▼

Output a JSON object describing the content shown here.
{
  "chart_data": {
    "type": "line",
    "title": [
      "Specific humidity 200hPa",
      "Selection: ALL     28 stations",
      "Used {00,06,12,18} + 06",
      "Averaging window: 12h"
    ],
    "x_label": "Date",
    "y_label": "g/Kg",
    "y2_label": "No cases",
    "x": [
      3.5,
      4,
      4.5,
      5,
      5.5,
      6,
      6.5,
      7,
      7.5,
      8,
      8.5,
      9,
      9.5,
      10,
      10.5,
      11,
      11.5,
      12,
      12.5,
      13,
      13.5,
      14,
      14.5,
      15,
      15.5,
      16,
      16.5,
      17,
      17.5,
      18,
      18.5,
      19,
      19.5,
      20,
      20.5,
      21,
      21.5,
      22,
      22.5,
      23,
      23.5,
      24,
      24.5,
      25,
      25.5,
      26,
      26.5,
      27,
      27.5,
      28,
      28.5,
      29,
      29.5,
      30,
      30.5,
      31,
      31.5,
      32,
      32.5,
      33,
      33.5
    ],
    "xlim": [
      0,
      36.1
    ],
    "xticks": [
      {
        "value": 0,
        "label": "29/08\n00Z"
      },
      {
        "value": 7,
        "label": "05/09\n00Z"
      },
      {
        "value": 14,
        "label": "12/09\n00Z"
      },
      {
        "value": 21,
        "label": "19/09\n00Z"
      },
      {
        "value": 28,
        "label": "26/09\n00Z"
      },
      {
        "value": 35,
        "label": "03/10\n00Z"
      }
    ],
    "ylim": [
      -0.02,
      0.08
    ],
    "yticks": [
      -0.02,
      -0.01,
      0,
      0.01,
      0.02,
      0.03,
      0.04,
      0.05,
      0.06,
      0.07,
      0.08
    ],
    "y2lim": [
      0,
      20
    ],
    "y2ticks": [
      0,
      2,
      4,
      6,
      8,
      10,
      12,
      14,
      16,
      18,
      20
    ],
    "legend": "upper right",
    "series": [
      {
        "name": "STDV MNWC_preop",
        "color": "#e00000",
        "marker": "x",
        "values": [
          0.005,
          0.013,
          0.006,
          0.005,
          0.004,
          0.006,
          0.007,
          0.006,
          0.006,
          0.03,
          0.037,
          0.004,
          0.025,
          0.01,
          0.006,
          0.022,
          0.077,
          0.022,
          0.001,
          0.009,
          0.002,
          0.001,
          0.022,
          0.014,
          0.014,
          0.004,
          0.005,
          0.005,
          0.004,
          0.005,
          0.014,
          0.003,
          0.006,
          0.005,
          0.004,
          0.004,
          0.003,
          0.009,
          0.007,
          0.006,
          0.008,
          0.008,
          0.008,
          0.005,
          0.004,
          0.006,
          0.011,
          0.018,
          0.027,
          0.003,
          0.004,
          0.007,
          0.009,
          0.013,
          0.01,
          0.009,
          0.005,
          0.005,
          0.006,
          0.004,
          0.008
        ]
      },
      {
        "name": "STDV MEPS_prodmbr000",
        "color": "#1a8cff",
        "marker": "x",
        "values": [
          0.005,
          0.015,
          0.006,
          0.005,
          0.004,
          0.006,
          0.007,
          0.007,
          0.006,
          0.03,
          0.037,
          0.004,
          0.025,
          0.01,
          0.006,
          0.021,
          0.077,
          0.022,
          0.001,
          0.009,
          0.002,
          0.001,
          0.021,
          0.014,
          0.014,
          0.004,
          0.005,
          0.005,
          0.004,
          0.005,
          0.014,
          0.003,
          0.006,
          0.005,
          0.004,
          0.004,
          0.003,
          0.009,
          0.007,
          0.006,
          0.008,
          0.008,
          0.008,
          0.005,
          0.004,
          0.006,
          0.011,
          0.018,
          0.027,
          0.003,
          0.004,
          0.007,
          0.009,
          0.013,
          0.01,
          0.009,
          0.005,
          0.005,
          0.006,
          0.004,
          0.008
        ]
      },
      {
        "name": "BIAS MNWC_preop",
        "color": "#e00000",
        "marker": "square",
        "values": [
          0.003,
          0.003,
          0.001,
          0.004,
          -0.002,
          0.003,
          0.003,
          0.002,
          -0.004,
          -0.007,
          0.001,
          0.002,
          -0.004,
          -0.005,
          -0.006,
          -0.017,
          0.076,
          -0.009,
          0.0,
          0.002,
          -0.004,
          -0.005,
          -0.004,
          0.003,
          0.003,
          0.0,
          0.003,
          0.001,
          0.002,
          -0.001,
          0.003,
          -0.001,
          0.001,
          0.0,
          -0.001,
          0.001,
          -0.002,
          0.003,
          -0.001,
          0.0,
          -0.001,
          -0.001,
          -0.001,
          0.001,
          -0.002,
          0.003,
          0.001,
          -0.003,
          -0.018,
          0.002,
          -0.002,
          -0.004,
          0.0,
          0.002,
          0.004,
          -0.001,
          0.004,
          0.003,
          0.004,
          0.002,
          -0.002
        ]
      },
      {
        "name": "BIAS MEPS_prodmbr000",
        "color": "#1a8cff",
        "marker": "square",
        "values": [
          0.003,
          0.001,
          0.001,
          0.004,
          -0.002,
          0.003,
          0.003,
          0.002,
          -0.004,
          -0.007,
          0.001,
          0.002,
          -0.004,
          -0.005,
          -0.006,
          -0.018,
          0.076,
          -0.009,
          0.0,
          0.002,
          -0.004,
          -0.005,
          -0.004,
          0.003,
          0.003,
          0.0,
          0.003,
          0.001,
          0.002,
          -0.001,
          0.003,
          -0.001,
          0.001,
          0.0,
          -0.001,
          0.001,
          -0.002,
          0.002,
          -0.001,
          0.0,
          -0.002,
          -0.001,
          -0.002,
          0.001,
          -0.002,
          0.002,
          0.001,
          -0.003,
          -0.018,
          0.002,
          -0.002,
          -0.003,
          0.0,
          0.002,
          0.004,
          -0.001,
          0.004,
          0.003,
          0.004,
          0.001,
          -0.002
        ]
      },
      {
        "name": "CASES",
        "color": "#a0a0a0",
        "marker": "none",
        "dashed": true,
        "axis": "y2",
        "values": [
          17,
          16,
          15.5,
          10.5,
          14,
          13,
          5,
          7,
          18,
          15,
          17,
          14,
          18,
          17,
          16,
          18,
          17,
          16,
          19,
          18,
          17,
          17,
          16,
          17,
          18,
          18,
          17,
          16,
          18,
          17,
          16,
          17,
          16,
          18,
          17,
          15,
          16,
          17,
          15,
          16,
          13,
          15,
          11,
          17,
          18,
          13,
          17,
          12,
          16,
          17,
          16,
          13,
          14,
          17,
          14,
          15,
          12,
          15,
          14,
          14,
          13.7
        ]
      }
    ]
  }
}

▲

OBJECTIVE:
From the entries above, copy out every line where the string "STDV" appears.

THE RESPONSE:
        "name": "STDV MNWC_preop",
        "name": "STDV MEPS_prodmbr000",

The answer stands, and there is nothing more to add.